MATERIAL PROVIDED:
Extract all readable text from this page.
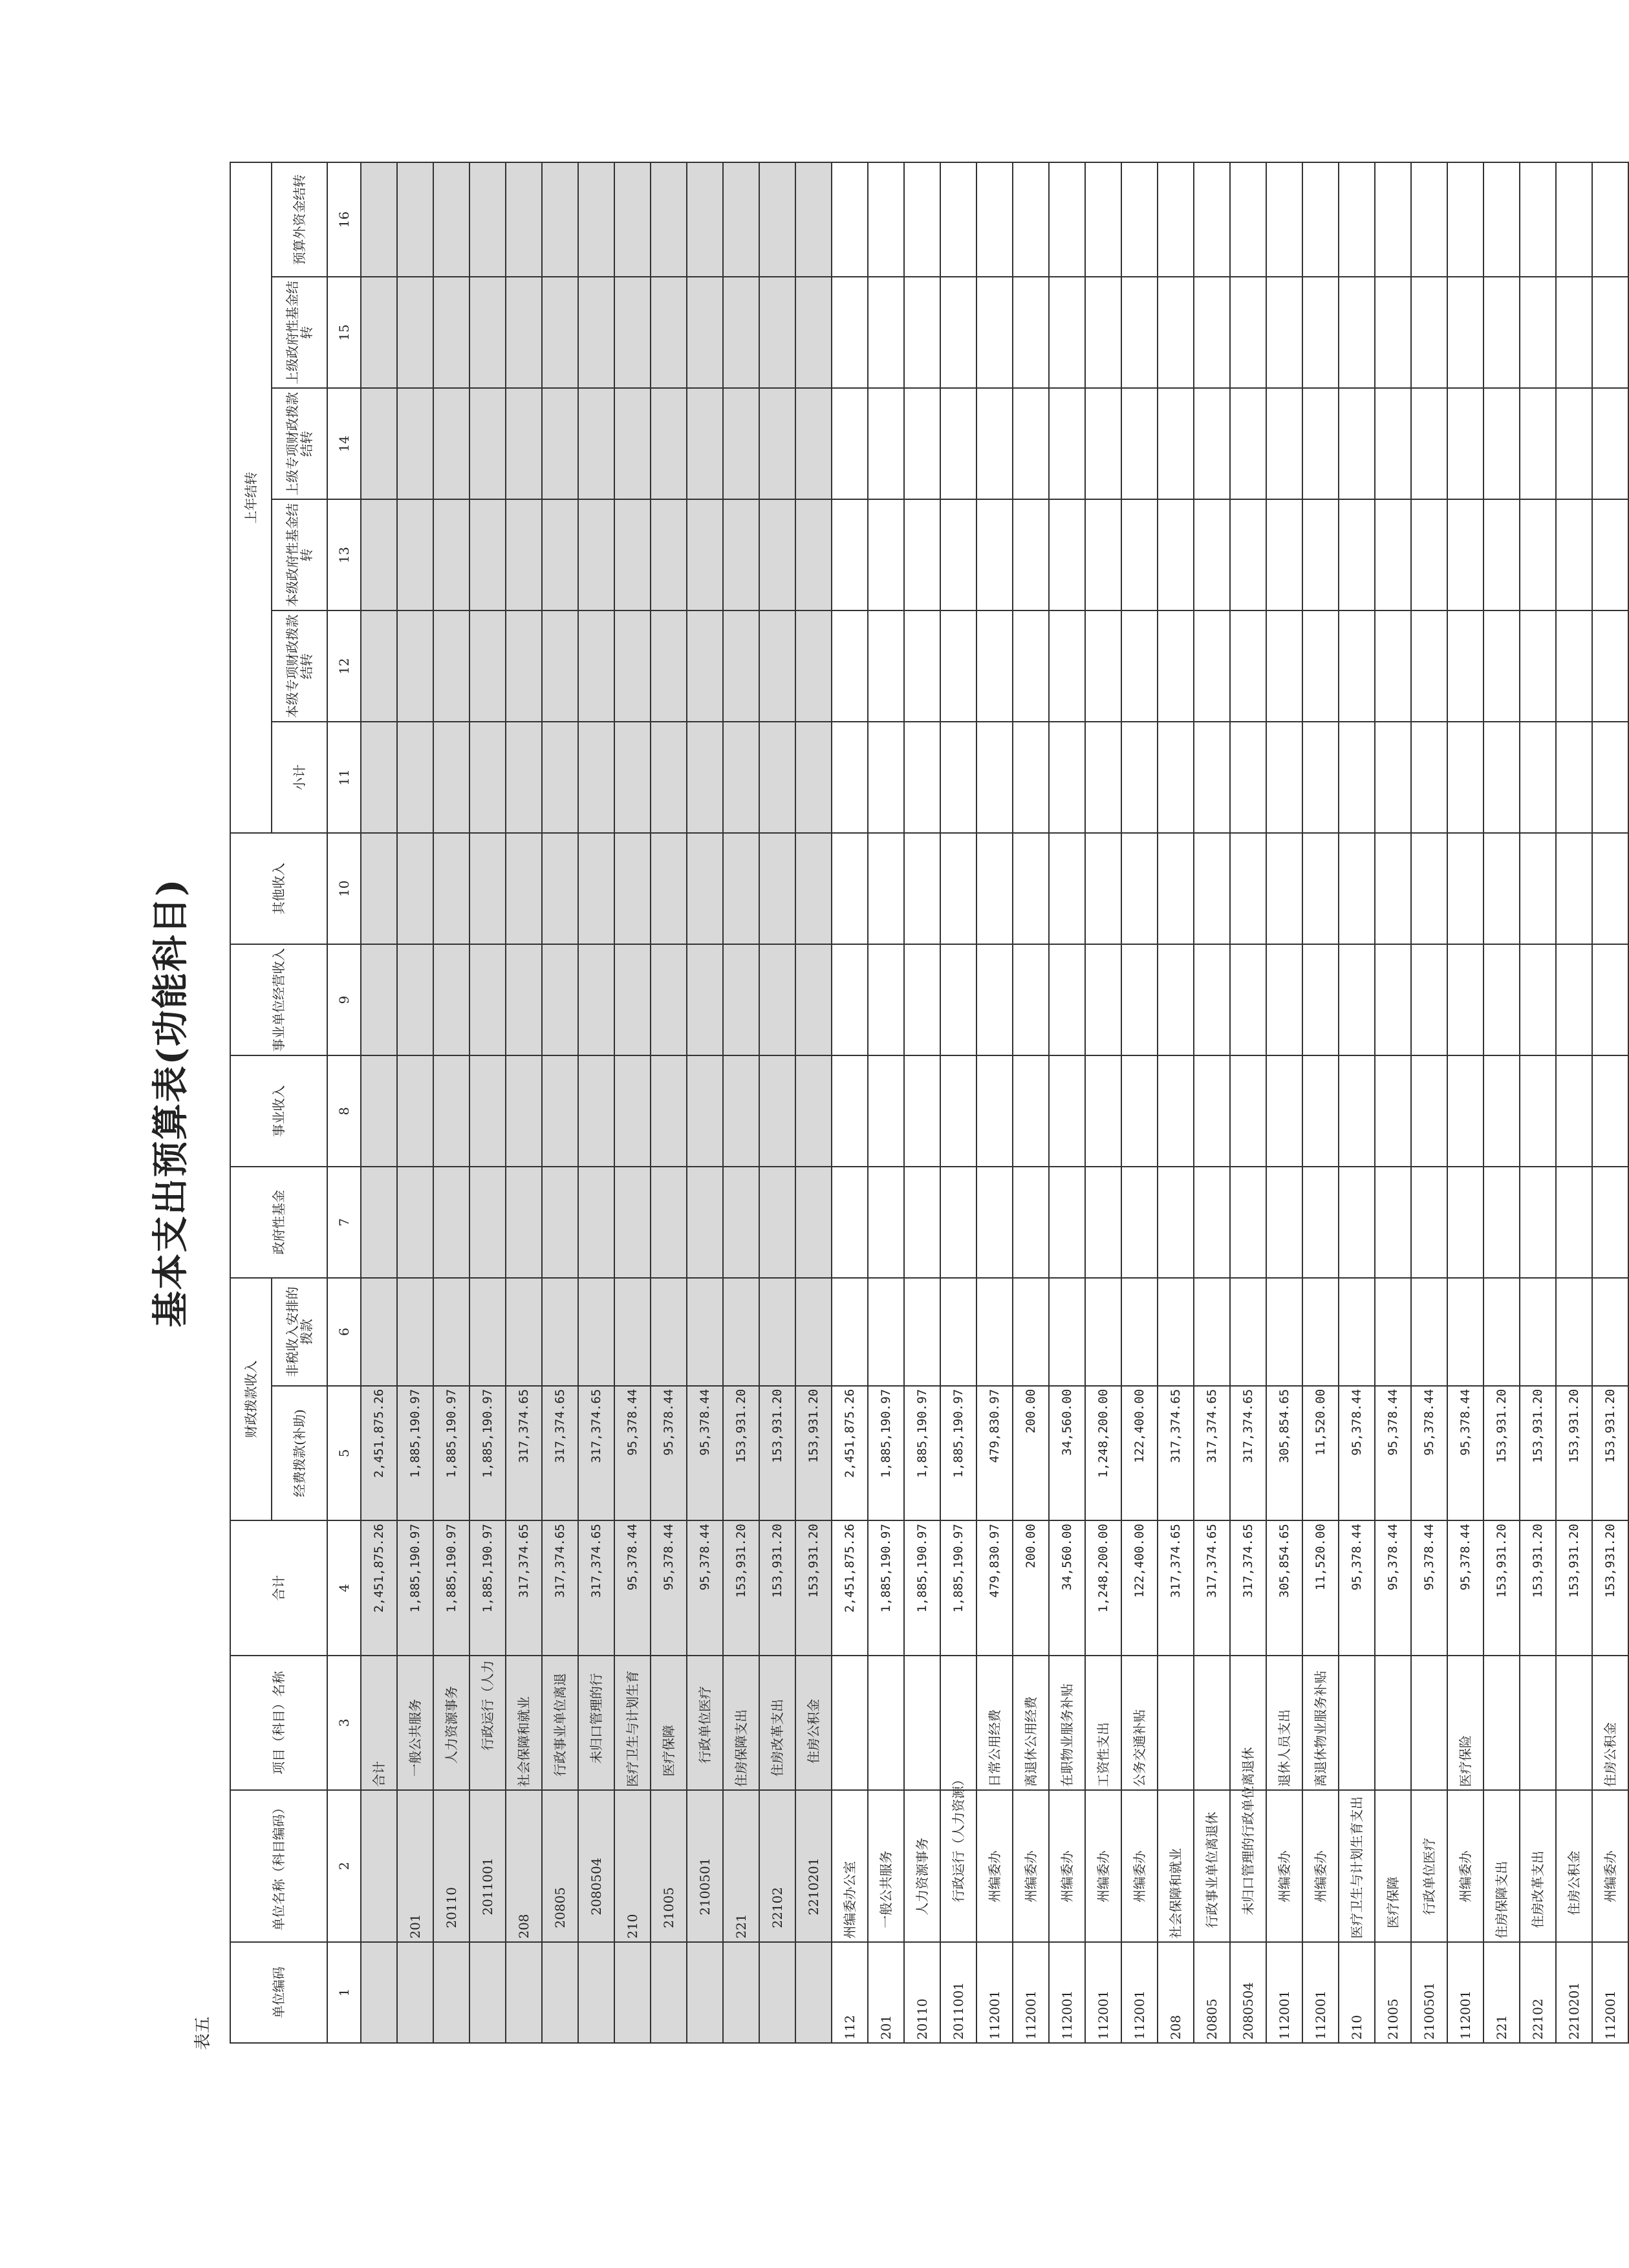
基本支出预算表(功能科目)
表五
单位编码	单位名称（科目编码）	项目（科目）名称	合计	财政拨款收入		政府性基金	事业收入	事业单位经营收入	其他收入	上年结转					
				经费拨款(补助)	非税收入安排的拨款					小计	本级专项财政拨款结转	本级政府性基金结转	上级专项财政拨款结转	上级政府性基金结转	预算外资金结转
1	2	3	4	5	6	7	8	9	10	11	12	13	14	15	16
		合计	2,451,875.26	2,451,875.26											
	201	一般公共服务	1,885,190.97	1,885,190.97											
	20110	人力资源事务	1,885,190.97	1,885,190.97											
	2011001	行政运行（人力	1,885,190.97	1,885,190.97											
	208	社会保障和就业	317,374.65	317,374.65											
	20805	行政事业单位离退	317,374.65	317,374.65											
	2080504	未归口管理的行	317,374.65	317,374.65											
	210	医疗卫生与计划生育	95,378.44	95,378.44											
	21005	医疗保障	95,378.44	95,378.44											
	2100501	行政单位医疗	95,378.44	95,378.44											
	221	住房保障支出	153,931.20	153,931.20											
	22102	住房改革支出	153,931.20	153,931.20											
	2210201	住房公积金	153,931.20	153,931.20											
112	州编委办公室		2,451,875.26	2,451,875.26											
201	一般公共服务		1,885,190.97	1,885,190.97											
20110	人力资源事务		1,885,190.97	1,885,190.97											
2011001	行政运行（人力资源）		1,885,190.97	1,885,190.97											
112001	州编委办	日常公用经费	479,830.97	479,830.97											
112001	州编委办	离退休公用经费	200.00	200.00											
112001	州编委办	在职物业服务补贴	34,560.00	34,560.00											
112001	州编委办	工资性支出	1,248,200.00	1,248,200.00											
112001	州编委办	公务交通补贴	122,400.00	122,400.00											
208	社会保障和就业		317,374.65	317,374.65											
20805	行政事业单位离退休		317,374.65	317,374.65											
2080504	未归口管理的行政单位离退休		317,374.65	317,374.65											
112001	州编委办	退休人员支出	305,854.65	305,854.65											
112001	州编委办	离退休物业服务补贴	11,520.00	11,520.00											
210	医疗卫生与计划生育支出		95,378.44	95,378.44											
21005	医疗保障		95,378.44	95,378.44											
2100501	行政单位医疗		95,378.44	95,378.44											
112001	州编委办	医疗保险	95,378.44	95,378.44											
221	住房保障支出		153,931.20	153,931.20											
22102	住房改革支出		153,931.20	153,931.20											
2210201	住房公积金		153,931.20	153,931.20											
112001	州编委办	住房公积金	153,931.20	153,931.20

WORK REQUIRED: Scan the data above; copy every line where "一般公共服务" appears.

RESULT OF THE TASK:
	201	一般公共服务	1,885,190.97	1,885,190.97											
201	一般公共服务		1,885,190.97	1,885,190.97											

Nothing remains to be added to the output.